Я был не прочь поспорить с театральными пристрастиями Элиота, но Лоуэлл уже говорил о другом и не стал бы меня выслушивать, просто бы не смог. Все китайское восхищало, было практически безупречно. Принять приглашение на фестиваль искусств в Белом доме означало пасть на колени и молить Америку о милосердии к Вьетнаму. Рузвельт был мошенником и лжецом; Кеннеди много читал.
— Рузвельт, насколько мне известно, — сказал я, — сожалел, что не помог Испании.
— Неужели? — Впервые в его речи возникла пауза, и, казалось, он с нетерпением ждет, что я скажу дальше. — Откуда ты знаешь?
— Об этом пишет в своем дневнике Гарольд Айкс. Он сказал Айксу, одна из его самых больших ошибок заключалась в том, что он не поддержал левых против Франко.
Лоуэлл просветлел. Он любил сплетни, неизвестные факты, и, наверное, ему импонировала мысль о том, что Рузвельт испытывал приступы раскаяния. Затем вновь переключился на свою тему, преспокойно заговорив о «совершенно маниакальной полосе своей жизни» — по-видимому, истории с Белым домом. Я подумал, какой он отважный человек, если может так настойчиво говорить об одном и том же, несмотря на отвлекающие моменты. Будто только безостановочная болтовня делала реальность реальностью и давала над нею власть.

Исходные данные
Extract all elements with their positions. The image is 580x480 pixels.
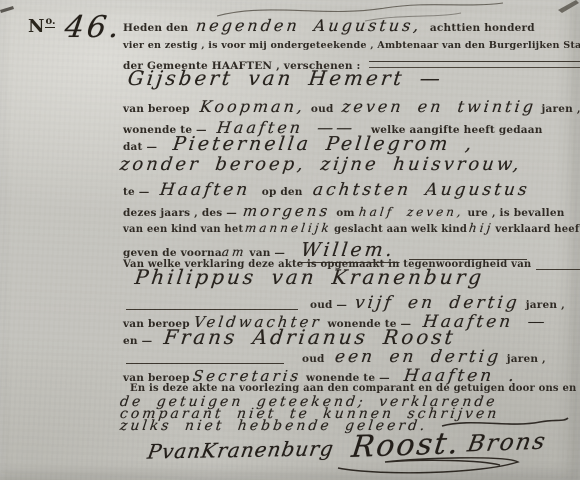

==

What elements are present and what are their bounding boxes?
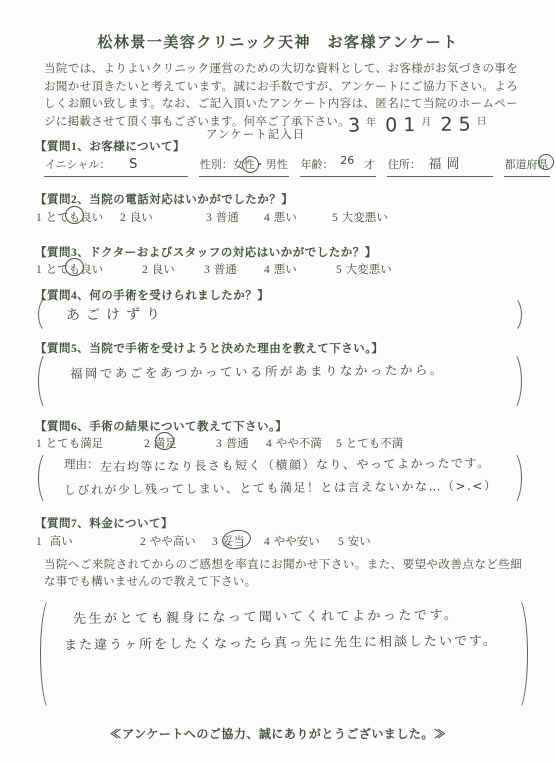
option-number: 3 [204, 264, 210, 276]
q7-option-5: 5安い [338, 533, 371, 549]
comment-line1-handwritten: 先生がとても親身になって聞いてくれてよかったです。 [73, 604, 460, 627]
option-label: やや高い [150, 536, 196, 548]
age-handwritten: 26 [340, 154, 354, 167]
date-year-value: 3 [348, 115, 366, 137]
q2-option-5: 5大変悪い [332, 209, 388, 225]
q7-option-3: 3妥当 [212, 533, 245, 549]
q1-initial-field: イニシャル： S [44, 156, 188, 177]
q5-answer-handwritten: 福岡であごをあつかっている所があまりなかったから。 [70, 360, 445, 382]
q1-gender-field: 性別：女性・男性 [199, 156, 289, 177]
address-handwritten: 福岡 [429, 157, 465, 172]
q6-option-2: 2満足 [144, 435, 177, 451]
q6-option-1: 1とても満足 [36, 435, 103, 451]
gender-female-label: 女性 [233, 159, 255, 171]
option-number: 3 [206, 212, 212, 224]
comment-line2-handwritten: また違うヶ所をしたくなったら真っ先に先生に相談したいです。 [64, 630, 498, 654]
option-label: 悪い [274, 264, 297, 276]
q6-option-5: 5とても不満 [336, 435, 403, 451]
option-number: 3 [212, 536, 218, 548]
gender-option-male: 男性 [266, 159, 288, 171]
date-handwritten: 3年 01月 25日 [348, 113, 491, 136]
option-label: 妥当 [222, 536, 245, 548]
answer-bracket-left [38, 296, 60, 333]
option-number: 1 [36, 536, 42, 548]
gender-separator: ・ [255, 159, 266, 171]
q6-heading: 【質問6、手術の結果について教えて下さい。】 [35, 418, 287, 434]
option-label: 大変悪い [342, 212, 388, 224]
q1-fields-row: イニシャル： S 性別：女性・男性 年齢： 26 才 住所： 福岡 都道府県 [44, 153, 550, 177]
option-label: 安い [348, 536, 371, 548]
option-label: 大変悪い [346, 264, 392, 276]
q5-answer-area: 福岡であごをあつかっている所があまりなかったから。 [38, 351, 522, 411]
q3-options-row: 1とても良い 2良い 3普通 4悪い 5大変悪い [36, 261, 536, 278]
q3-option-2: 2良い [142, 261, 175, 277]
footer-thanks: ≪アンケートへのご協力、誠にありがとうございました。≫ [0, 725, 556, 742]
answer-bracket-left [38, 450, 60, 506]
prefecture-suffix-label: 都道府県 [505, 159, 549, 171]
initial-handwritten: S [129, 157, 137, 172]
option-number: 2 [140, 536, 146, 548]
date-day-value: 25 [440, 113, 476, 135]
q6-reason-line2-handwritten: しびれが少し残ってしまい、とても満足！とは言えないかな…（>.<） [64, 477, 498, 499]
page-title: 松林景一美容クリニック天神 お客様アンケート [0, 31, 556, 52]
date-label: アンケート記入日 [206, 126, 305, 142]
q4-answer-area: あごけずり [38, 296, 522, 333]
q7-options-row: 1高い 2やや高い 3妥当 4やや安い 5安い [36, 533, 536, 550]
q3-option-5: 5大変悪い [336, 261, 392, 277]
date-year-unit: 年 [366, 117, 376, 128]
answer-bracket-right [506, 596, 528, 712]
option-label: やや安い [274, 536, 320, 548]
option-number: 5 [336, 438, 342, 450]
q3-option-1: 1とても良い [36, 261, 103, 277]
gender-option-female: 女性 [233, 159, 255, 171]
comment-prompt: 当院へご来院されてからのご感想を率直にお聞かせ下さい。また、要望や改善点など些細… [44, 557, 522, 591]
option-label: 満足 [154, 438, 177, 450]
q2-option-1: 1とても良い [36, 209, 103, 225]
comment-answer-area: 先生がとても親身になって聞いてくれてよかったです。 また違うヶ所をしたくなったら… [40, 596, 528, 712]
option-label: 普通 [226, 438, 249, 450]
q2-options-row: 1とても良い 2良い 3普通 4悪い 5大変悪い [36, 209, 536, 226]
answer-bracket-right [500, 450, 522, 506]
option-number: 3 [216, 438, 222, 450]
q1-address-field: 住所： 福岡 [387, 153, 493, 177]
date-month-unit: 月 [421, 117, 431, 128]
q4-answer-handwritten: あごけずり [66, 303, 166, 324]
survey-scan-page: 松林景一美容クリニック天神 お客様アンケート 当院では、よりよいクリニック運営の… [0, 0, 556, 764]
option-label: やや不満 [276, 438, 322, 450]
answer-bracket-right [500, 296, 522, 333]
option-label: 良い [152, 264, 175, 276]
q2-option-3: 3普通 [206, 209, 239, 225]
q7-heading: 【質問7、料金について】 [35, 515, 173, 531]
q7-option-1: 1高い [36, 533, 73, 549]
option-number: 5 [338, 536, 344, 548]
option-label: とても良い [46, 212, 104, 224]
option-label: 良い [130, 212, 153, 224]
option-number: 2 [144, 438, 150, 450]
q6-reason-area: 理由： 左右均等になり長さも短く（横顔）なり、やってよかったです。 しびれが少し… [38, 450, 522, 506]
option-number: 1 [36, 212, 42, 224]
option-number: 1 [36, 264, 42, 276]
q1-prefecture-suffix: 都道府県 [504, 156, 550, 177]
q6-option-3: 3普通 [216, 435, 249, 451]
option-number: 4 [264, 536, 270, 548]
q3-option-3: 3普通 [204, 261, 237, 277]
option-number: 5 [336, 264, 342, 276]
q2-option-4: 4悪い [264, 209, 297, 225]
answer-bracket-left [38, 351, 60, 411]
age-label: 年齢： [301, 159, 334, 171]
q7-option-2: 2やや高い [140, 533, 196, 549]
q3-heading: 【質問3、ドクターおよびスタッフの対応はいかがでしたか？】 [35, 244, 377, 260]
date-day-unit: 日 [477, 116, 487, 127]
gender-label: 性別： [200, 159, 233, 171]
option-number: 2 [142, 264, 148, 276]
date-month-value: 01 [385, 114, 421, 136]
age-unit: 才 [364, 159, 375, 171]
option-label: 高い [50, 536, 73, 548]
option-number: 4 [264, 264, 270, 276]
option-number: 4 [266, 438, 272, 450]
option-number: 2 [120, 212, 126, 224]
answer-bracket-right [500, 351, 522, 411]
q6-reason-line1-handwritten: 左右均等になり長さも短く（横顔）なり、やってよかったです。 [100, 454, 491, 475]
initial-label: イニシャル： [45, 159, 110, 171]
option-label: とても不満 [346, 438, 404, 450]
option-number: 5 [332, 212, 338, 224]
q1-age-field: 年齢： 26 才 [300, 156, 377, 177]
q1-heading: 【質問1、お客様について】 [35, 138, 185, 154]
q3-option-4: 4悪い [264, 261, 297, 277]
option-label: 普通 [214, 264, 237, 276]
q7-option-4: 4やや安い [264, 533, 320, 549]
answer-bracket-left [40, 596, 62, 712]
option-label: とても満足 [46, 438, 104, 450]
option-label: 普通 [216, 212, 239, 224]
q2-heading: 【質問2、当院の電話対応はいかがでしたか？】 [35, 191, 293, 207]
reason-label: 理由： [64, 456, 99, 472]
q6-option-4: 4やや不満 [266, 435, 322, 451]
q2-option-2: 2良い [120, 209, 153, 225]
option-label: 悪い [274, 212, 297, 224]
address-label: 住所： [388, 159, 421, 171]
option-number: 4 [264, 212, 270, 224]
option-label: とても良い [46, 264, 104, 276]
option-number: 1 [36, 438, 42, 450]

Задача для решения
Пожалуйста, перепечатайте без изменений ту часть фрагмента о Лоуэлле, которая начинается со слов «Я был не прочь» и заканчивается словами «левых против Франко.».

Ответ на задание
Я был не прочь поспорить с театральными пристрастиями Элиота, но Лоуэлл уже говорил о другом и не стал бы меня выслушивать, просто бы не смог. Все китайское восхищало, было практически безупречно. Принять приглашение на фестиваль искусств в Белом доме означало пасть на колени и молить Америку о милосердии к Вьетнаму. Рузвельт был мошенником и лжецом; Кеннеди много читал.
— Рузвельт, насколько мне известно, — сказал я, — сожалел, что не помог Испании.
— Неужели? — Впервые в его речи возникла пауза, и, казалось, он с нетерпением ждет, что я скажу дальше. — Откуда ты знаешь?
— Об этом пишет в своем дневнике Гарольд Айкс. Он сказал Айксу, одна из его самых больших ошибок заключалась в том, что он не поддержал левых против Франко.